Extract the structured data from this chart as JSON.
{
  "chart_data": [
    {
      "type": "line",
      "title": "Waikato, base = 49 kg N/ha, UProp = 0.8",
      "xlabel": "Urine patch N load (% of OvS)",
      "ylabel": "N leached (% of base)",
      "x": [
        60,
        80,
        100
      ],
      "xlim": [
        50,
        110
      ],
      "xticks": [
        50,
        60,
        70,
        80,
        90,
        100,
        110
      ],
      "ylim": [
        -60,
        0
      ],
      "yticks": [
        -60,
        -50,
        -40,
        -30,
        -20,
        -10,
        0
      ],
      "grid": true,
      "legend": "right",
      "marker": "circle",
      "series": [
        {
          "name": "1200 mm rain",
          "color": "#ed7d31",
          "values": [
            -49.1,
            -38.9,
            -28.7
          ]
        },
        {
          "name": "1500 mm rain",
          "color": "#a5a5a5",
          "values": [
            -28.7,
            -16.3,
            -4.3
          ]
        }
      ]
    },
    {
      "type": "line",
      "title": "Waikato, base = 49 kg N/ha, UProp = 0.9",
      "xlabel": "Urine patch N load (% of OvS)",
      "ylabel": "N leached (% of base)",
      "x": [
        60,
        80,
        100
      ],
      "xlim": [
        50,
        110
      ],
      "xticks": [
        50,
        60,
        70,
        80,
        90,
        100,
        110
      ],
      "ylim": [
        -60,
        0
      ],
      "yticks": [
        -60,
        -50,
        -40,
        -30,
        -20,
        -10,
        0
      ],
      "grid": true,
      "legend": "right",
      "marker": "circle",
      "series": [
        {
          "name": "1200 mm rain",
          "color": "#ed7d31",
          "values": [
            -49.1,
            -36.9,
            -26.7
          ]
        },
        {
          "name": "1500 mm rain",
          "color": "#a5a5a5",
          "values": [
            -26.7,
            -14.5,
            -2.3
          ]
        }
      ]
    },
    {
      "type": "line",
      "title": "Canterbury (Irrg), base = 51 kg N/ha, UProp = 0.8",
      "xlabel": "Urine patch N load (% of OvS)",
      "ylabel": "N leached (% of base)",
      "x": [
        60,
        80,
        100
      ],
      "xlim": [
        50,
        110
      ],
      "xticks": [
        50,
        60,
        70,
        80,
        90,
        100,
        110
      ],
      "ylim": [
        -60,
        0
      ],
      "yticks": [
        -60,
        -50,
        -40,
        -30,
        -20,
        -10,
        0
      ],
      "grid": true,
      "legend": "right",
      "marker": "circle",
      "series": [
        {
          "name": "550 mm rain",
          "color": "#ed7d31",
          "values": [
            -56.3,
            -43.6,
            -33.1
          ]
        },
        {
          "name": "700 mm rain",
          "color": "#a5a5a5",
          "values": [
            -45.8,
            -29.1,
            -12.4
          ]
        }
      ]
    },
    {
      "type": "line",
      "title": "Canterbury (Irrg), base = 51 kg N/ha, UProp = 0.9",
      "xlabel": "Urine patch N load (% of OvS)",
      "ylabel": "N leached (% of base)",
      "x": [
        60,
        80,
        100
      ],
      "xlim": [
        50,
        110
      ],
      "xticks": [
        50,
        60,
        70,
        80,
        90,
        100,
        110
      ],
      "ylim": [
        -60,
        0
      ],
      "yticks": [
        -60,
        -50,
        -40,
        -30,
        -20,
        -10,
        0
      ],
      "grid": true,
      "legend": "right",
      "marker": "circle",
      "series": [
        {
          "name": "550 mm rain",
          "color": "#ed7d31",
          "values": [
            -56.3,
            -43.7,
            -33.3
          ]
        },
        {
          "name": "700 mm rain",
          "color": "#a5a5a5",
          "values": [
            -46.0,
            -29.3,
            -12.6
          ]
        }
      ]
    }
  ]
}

DIRECTIONS: Print the whole listing exactly as it is.

TASK RESULT:
Extract the structured data from this chart as JSON.
{
  "chart_data": [
    {
      "type": "line",
      "title": "Waikato, base = 49 kg N/ha, UProp = 0.8",
      "xlabel": "Urine patch N load (% of OvS)",
      "ylabel": "N leached (% of base)",
      "x": [
        60,
        80,
        100
      ],
      "xlim": [
        50,
        110
      ],
      "xticks": [
        50,
        60,
        70,
        80,
        90,
        100,
        110
      ],
      "ylim": [
        -60,
        0
      ],
      "yticks": [
        -60,
        -50,
        -40,
        -30,
        -20,
        -10,
        0
      ],
      "grid": true,
      "legend": "right",
      "marker": "circle",
      "series": [
        {
          "name": "1200 mm rain",
          "color": "#ed7d31",
          "values": [
            -49.1,
            -38.9,
            -28.7
          ]
        },
        {
          "name": "1500 mm rain",
          "color": "#a5a5a5",
          "values": [
            -28.7,
            -16.3,
            -4.3
          ]
        }
      ]
    },
    {
      "type": "line",
      "title": "Waikato, base = 49 kg N/ha, UProp = 0.9",
      "xlabel": "Urine patch N load (% of OvS)",
      "ylabel": "N leached (% of base)",
      "x": [
        60,
        80,
        100
      ],
      "xlim": [
        50,
        110
      ],
      "xticks": [
        50,
        60,
        70,
        80,
        90,
        100,
        110
      ],
      "ylim": [
        -60,
        0
      ],
      "yticks": [
        -60,
        -50,
        -40,
        -30,
        -20,
        -10,
        0
      ],
      "grid": true,
      "legend": "right",
      "marker": "circle",
      "series": [
        {
          "name": "1200 mm rain",
          "color": "#ed7d31",
          "values": [
            -49.1,
            -36.9,
            -26.7
          ]
        },
        {
          "name": "1500 mm rain",
          "color": "#a5a5a5",
          "values": [
            -26.7,
            -14.5,
            -2.3
          ]
        }
      ]
    },
    {
      "type": "line",
      "title": "Canterbury (Irrg), base = 51 kg N/ha, UProp = 0.8",
      "xlabel": "Urine patch N load (% of OvS)",
      "ylabel": "N leached (% of base)",
      "x": [
        60,
        80,
        100
      ],
      "xlim": [
        50,
        110
      ],
      "xticks": [
        50,
        60,
        70,
        80,
        90,
        100,
        110
      ],
      "ylim": [
        -60,
        0
      ],
      "yticks": [
        -60,
        -50,
        -40,
        -30,
        -20,
        -10,
        0
      ],
      "grid": true,
      "legend": "right",
      "marker": "circle",
      "series": [
        {
          "name": "550 mm rain",
          "color": "#ed7d31",
          "values": [
            -56.3,
            -43.6,
            -33.1
          ]
        },
        {
          "name": "700 mm rain",
          "color": "#a5a5a5",
          "values": [
            -45.8,
            -29.1,
            -12.4
          ]
        }
      ]
    },
    {
      "type": "line",
      "title": "Canterbury (Irrg), base = 51 kg N/ha, UProp = 0.9",
      "xlabel": "Urine patch N load (% of OvS)",
      "ylabel": "N leached (% of base)",
      "x": [
        60,
        80,
        100
      ],
      "xlim": [
        50,
        110
      ],
      "xticks": [
        50,
        60,
        70,
        80,
        90,
        100,
        110
      ],
      "ylim": [
        -60,
        0
      ],
      "yticks": [
        -60,
        -50,
        -40,
        -30,
        -20,
        -10,
        0
      ],
      "grid": true,
      "legend": "right",
      "marker": "circle",
      "series": [
        {
          "name": "550 mm rain",
          "color": "#ed7d31",
          "values": [
            -56.3,
            -43.7,
            -33.3
          ]
        },
        {
          "name": "700 mm rain",
          "color": "#a5a5a5",
          "values": [
            -46.0,
            -29.3,
            -12.6
          ]
        }
      ]
    }
  ]
}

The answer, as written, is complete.